Rows from a dataset:
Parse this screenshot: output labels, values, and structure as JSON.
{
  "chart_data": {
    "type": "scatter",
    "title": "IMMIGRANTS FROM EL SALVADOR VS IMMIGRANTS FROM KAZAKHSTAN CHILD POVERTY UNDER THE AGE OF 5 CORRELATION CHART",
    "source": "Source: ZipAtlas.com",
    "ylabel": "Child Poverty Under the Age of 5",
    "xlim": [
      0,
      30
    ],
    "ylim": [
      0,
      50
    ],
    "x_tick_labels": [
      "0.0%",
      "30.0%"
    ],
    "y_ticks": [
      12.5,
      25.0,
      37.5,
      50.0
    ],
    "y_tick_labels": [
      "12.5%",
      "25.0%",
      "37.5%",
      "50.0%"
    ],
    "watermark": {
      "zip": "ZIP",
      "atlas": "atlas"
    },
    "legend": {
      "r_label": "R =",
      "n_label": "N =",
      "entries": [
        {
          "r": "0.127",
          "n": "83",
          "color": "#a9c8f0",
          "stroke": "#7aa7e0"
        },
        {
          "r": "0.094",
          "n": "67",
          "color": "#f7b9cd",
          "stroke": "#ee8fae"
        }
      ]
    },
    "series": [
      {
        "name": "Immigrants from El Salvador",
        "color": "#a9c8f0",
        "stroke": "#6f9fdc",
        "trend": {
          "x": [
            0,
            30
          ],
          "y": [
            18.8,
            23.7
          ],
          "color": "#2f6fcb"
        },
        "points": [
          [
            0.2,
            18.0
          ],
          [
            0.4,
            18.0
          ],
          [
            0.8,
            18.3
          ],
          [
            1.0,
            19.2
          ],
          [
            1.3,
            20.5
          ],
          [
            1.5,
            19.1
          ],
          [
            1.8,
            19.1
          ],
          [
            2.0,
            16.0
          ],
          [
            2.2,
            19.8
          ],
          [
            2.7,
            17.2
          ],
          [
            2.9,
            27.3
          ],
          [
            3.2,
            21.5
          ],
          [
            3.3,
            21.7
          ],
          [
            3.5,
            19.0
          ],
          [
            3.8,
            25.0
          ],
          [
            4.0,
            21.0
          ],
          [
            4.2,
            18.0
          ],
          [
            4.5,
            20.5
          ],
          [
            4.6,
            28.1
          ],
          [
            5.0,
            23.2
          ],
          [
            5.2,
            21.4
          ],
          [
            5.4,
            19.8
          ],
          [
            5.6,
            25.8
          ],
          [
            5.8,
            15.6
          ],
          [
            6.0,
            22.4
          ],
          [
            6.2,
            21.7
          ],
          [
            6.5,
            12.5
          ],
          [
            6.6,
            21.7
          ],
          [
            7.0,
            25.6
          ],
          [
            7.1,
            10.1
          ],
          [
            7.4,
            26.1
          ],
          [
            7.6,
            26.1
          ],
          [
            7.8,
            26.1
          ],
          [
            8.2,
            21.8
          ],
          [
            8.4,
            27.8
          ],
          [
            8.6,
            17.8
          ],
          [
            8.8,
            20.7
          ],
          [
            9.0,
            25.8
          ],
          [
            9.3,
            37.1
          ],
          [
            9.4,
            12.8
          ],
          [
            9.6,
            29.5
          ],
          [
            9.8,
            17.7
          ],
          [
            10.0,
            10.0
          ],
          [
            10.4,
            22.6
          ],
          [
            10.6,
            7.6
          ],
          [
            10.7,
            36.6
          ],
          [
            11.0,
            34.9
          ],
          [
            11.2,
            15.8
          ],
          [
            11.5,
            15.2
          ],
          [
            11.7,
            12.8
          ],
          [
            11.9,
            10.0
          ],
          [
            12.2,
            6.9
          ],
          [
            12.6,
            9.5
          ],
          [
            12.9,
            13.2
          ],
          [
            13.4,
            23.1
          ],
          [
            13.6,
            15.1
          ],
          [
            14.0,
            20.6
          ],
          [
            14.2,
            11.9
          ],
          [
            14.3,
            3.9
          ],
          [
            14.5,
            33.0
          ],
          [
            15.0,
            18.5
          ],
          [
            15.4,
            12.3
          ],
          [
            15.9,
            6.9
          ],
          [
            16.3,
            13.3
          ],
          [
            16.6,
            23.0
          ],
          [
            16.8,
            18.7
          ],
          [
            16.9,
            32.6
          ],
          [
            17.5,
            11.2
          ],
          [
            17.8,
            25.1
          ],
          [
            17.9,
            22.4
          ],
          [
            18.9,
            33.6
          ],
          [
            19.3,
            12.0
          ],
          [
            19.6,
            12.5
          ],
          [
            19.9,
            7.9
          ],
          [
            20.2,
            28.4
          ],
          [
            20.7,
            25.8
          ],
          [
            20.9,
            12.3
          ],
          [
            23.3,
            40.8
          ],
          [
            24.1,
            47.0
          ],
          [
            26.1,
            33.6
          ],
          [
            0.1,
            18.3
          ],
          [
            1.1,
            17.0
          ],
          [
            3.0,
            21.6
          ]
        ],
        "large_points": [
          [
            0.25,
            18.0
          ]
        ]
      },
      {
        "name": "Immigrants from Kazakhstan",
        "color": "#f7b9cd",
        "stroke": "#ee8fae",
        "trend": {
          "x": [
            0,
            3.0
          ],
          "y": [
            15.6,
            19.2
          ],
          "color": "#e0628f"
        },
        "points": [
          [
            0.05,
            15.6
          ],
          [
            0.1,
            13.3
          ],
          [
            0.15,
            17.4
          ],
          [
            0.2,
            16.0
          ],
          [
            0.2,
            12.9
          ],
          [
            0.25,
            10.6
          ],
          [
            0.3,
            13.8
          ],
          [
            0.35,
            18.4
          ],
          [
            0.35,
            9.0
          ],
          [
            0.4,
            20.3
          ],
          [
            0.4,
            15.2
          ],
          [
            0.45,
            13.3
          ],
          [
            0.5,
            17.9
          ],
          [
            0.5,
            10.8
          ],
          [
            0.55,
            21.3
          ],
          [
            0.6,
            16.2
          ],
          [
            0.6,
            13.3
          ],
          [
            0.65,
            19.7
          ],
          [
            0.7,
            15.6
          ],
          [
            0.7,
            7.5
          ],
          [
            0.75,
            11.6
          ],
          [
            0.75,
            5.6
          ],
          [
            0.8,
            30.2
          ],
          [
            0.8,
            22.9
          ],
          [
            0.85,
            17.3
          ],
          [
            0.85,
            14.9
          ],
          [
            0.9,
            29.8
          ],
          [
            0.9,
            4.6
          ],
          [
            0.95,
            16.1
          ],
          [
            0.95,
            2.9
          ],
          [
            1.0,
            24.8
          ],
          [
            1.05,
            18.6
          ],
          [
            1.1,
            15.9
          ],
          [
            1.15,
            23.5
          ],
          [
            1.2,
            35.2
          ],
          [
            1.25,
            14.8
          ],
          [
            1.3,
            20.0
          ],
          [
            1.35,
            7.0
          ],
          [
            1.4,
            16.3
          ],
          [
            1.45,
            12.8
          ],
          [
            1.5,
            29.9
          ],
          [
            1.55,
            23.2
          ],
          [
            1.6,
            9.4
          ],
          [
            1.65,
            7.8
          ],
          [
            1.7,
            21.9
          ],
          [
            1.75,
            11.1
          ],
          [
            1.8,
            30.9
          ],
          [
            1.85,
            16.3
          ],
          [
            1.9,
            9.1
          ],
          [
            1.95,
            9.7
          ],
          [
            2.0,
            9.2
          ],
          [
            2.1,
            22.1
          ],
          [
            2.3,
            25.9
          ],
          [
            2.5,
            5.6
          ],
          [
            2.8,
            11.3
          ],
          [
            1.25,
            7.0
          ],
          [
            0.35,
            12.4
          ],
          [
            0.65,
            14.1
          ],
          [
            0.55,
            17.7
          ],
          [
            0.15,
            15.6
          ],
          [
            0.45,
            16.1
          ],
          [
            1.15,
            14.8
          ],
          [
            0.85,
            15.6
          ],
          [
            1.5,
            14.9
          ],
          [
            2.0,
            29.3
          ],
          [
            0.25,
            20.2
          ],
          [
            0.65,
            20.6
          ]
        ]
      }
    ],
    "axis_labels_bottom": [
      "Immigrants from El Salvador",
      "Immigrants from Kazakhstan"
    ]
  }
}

Task objective:
Select the lines from the entries that include the word "stroke".

Solution to the problem:
          "stroke": "#7aa7e0"
          "stroke": "#ee8fae"
        "stroke": "#6f9fdc",
        "stroke": "#ee8fae",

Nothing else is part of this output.